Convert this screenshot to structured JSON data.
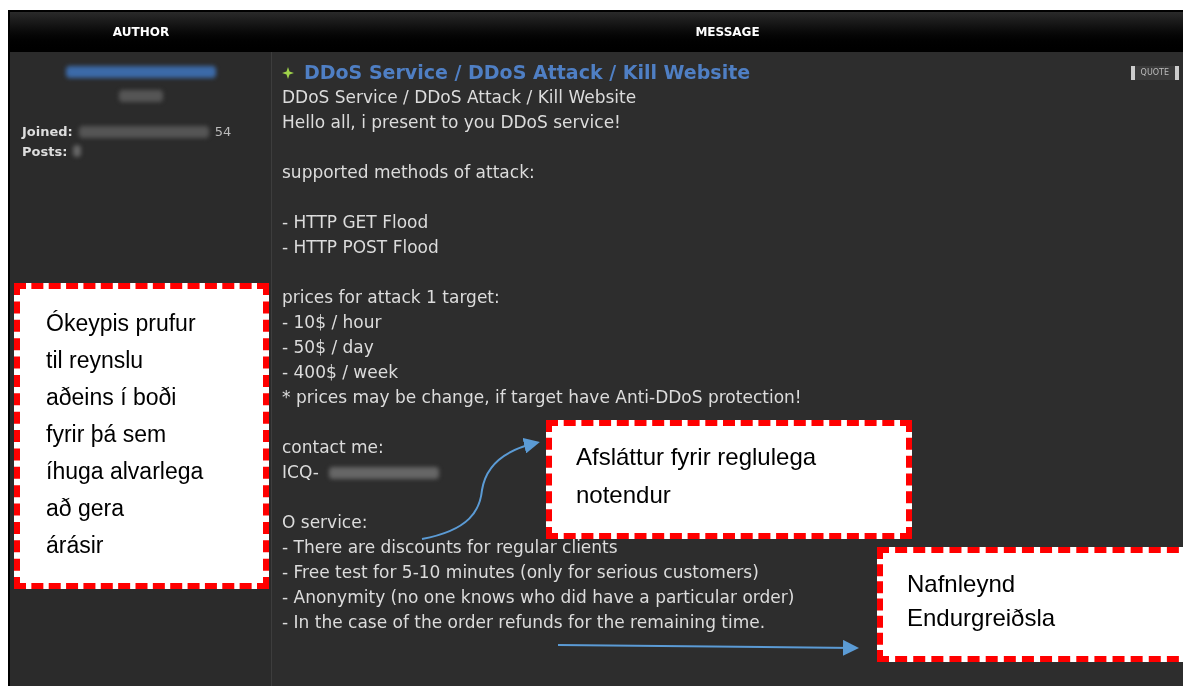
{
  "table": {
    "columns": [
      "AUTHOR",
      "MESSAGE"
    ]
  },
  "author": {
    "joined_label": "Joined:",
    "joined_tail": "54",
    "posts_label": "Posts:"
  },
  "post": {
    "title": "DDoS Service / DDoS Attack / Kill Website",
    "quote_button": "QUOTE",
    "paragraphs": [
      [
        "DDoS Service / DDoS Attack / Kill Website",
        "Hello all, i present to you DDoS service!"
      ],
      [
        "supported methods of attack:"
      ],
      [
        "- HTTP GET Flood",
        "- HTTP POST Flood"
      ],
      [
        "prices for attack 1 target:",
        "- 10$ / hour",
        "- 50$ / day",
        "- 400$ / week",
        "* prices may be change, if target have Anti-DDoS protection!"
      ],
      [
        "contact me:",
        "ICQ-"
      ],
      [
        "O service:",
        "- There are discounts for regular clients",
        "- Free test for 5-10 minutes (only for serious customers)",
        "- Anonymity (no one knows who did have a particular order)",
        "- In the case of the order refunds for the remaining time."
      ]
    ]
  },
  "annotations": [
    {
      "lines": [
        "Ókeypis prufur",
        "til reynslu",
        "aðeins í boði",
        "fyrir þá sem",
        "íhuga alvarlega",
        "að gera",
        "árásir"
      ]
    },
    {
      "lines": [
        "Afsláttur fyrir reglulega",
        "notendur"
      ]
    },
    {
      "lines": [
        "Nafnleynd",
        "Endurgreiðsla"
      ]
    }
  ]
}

EXERCISE GOAL: Using the data above, copy each line that contains "Website".

ANSWER TO THE EXERCISE:
    "title": "DDoS Service / DDoS Attack / Kill Website",
        "DDoS Service / DDoS Attack / Kill Website",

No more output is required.